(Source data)
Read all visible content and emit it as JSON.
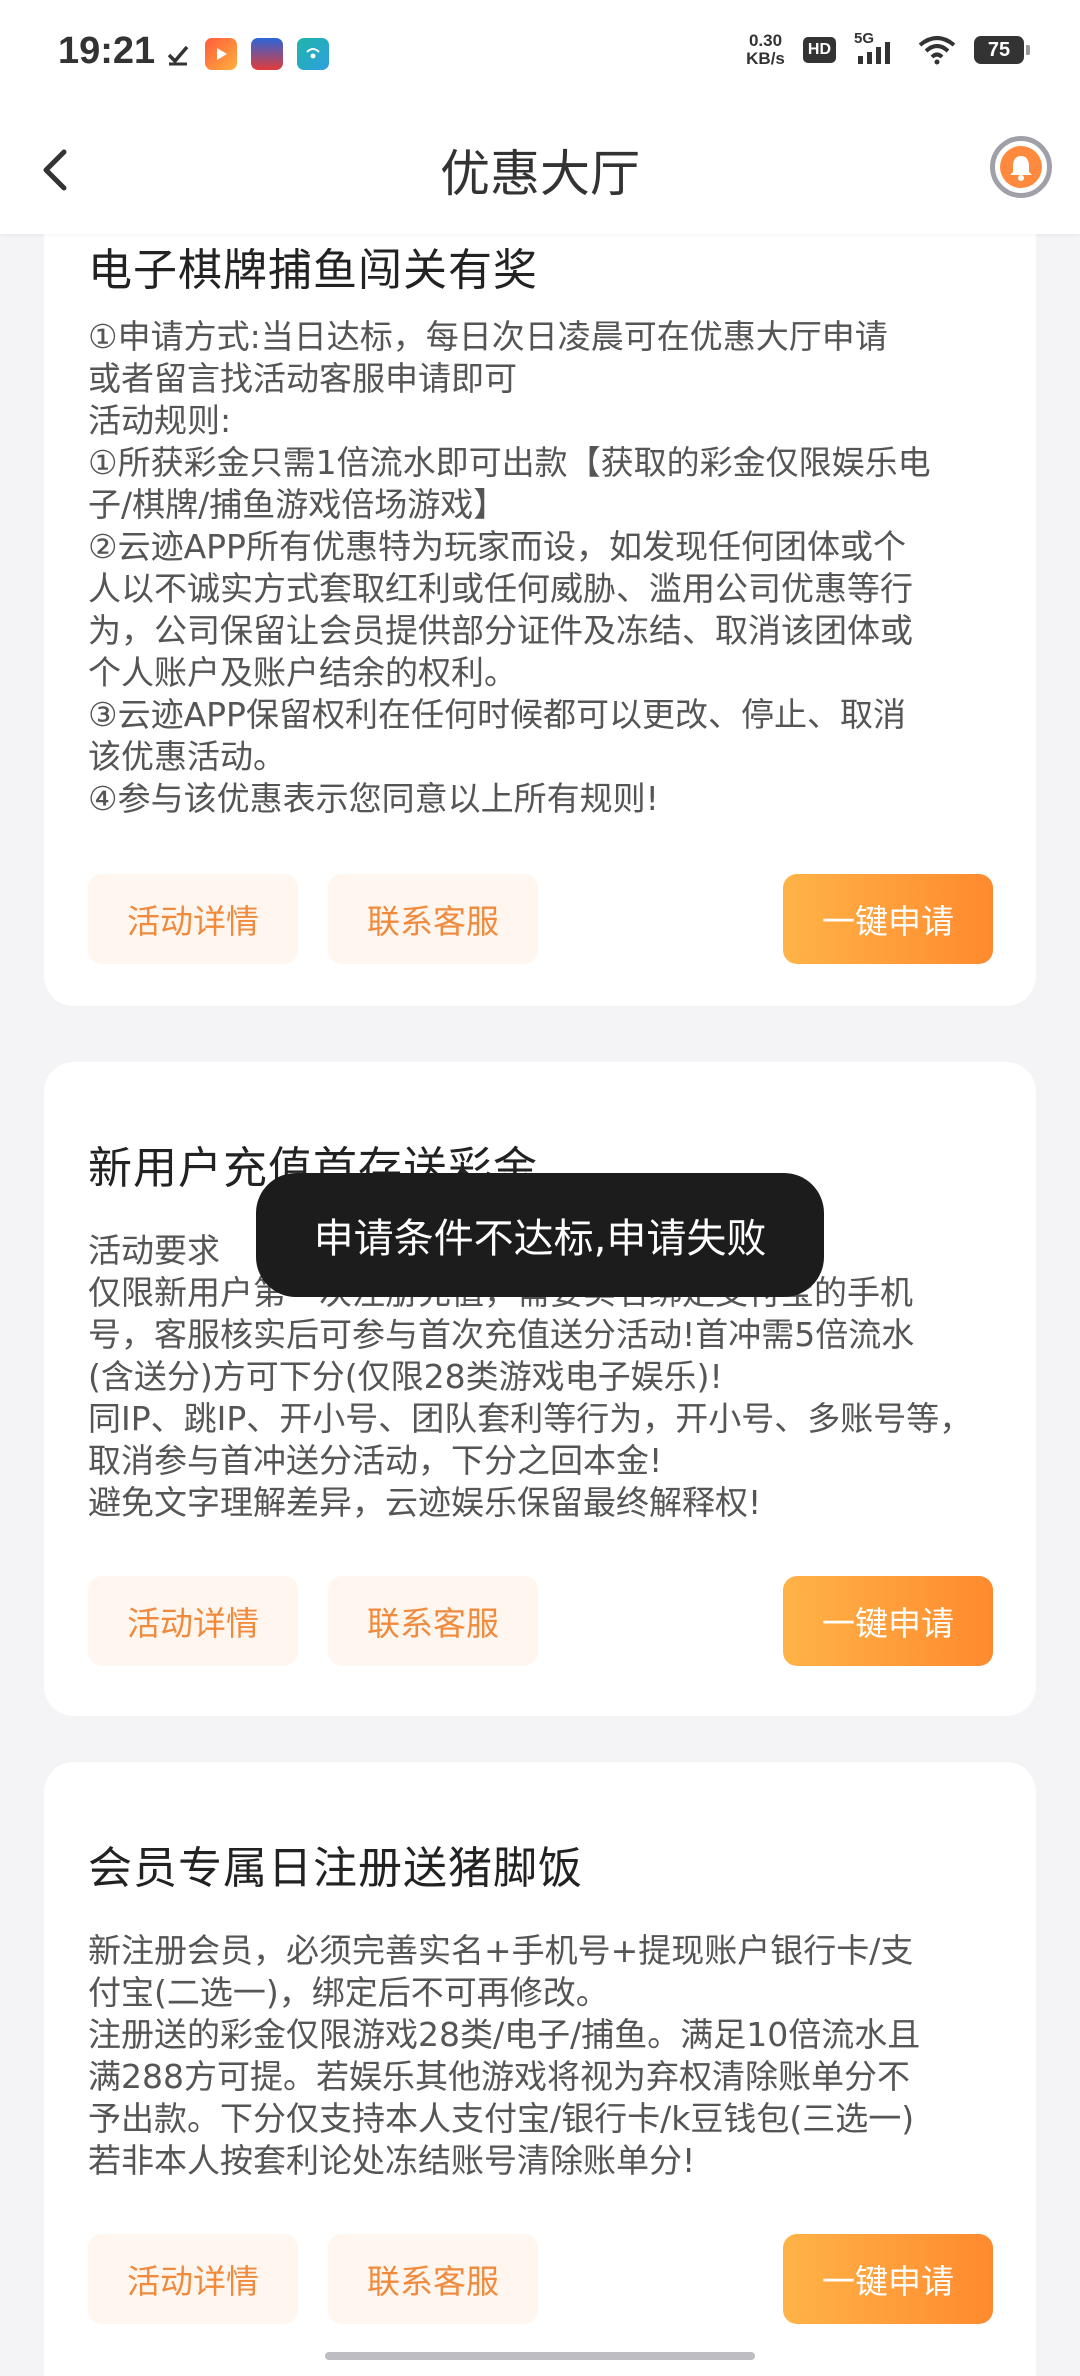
{
  "status_bar": {
    "time": "19:21",
    "net_speed_value": "0.30",
    "net_speed_unit": "KB/s",
    "hd_label": "HD",
    "signal_label": "5G",
    "battery": "75",
    "icons": [
      "check-icon",
      "video-app-icon",
      "boss-app-icon",
      "wifi-app-icon",
      "signal-icon",
      "wifi-icon"
    ]
  },
  "header": {
    "title": "优惠大厅"
  },
  "cards": [
    {
      "title": "电子棋牌捕鱼闯关有奖",
      "description": "①申请方式:当日达标，每日次日凌晨可在优惠大厅申请\n或者留言找活动客服申请即可\n活动规则:\n①所获彩金只需1倍流水即可出款【获取的彩金仅限娱乐电\n子/棋牌/捕鱼游戏倍场游戏】\n②云迹APP所有优惠特为玩家而设，如发现任何团体或个\n人以不诚实方式套取红利或任何威胁、滥用公司优惠等行\n为，公司保留让会员提供部分证件及冻结、取消该团体或\n个人账户及账户结余的权利。\n③云迹APP保留权利在任何时候都可以更改、停止、取消\n该优惠活动。\n④参与该优惠表示您同意以上所有规则!",
      "details_label": "活动详情",
      "service_label": "联系客服",
      "apply_label": "一键申请"
    },
    {
      "title": "新用户充值首存送彩金",
      "description": "活动要求\n仅限新用户第一次注册充值，需要实名绑定支付宝的手机\n号，客服核实后可参与首次充值送分活动!首冲需5倍流水\n(含送分)方可下分(仅限28类游戏电子娱乐)!\n同IP、跳IP、开小号、团队套利等行为，开小号、多账号等，\n取消参与首冲送分活动，下分之回本金!\n避免文字理解差异，云迹娱乐保留最终解释权!",
      "details_label": "活动详情",
      "service_label": "联系客服",
      "apply_label": "一键申请"
    },
    {
      "title": "会员专属日注册送猪脚饭",
      "description": "新注册会员，必须完善实名+手机号+提现账户银行卡/支\n付宝(二选一)，绑定后不可再修改。\n注册送的彩金仅限游戏28类/电子/捕鱼。满足10倍流水且\n满288方可提。若娱乐其他游戏将视为弃权清除账单分不\n予出款。下分仅支持本人支付宝/银行卡/k豆钱包(三选一)\n若非本人按套利论处冻结账号清除账单分!",
      "details_label": "活动详情",
      "service_label": "联系客服",
      "apply_label": "一键申请"
    }
  ],
  "toast": {
    "message": "申请条件不达标,申请失败"
  },
  "colors": {
    "accent": "#ff8a2e",
    "accent_light": "#fff6f0",
    "background": "#f4f4f6"
  }
}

## [Problem]
Give every line above again exactly, with no pictures.

## [Output for this task]
Read all visible content and emit it as JSON.
{
  "status_bar": {
    "time": "19:21",
    "net_speed_value": "0.30",
    "net_speed_unit": "KB/s",
    "hd_label": "HD",
    "signal_label": "5G",
    "battery": "75",
    "icons": [
      "check-icon",
      "video-app-icon",
      "boss-app-icon",
      "wifi-app-icon",
      "signal-icon",
      "wifi-icon"
    ]
  },
  "header": {
    "title": "优惠大厅"
  },
  "cards": [
    {
      "title": "电子棋牌捕鱼闯关有奖",
      "description": "①申请方式:当日达标，每日次日凌晨可在优惠大厅申请\n或者留言找活动客服申请即可\n活动规则:\n①所获彩金只需1倍流水即可出款【获取的彩金仅限娱乐电\n子/棋牌/捕鱼游戏倍场游戏】\n②云迹APP所有优惠特为玩家而设，如发现任何团体或个\n人以不诚实方式套取红利或任何威胁、滥用公司优惠等行\n为，公司保留让会员提供部分证件及冻结、取消该团体或\n个人账户及账户结余的权利。\n③云迹APP保留权利在任何时候都可以更改、停止、取消\n该优惠活动。\n④参与该优惠表示您同意以上所有规则!",
      "details_label": "活动详情",
      "service_label": "联系客服",
      "apply_label": "一键申请"
    },
    {
      "title": "新用户充值首存送彩金",
      "description": "活动要求\n仅限新用户第一次注册充值，需要实名绑定支付宝的手机\n号，客服核实后可参与首次充值送分活动!首冲需5倍流水\n(含送分)方可下分(仅限28类游戏电子娱乐)!\n同IP、跳IP、开小号、团队套利等行为，开小号、多账号等，\n取消参与首冲送分活动，下分之回本金!\n避免文字理解差异，云迹娱乐保留最终解释权!",
      "details_label": "活动详情",
      "service_label": "联系客服",
      "apply_label": "一键申请"
    },
    {
      "title": "会员专属日注册送猪脚饭",
      "description": "新注册会员，必须完善实名+手机号+提现账户银行卡/支\n付宝(二选一)，绑定后不可再修改。\n注册送的彩金仅限游戏28类/电子/捕鱼。满足10倍流水且\n满288方可提。若娱乐其他游戏将视为弃权清除账单分不\n予出款。下分仅支持本人支付宝/银行卡/k豆钱包(三选一)\n若非本人按套利论处冻结账号清除账单分!",
      "details_label": "活动详情",
      "service_label": "联系客服",
      "apply_label": "一键申请"
    }
  ],
  "toast": {
    "message": "申请条件不达标,申请失败"
  },
  "colors": {
    "accent": "#ff8a2e",
    "accent_light": "#fff6f0",
    "background": "#f4f4f6"
  }
}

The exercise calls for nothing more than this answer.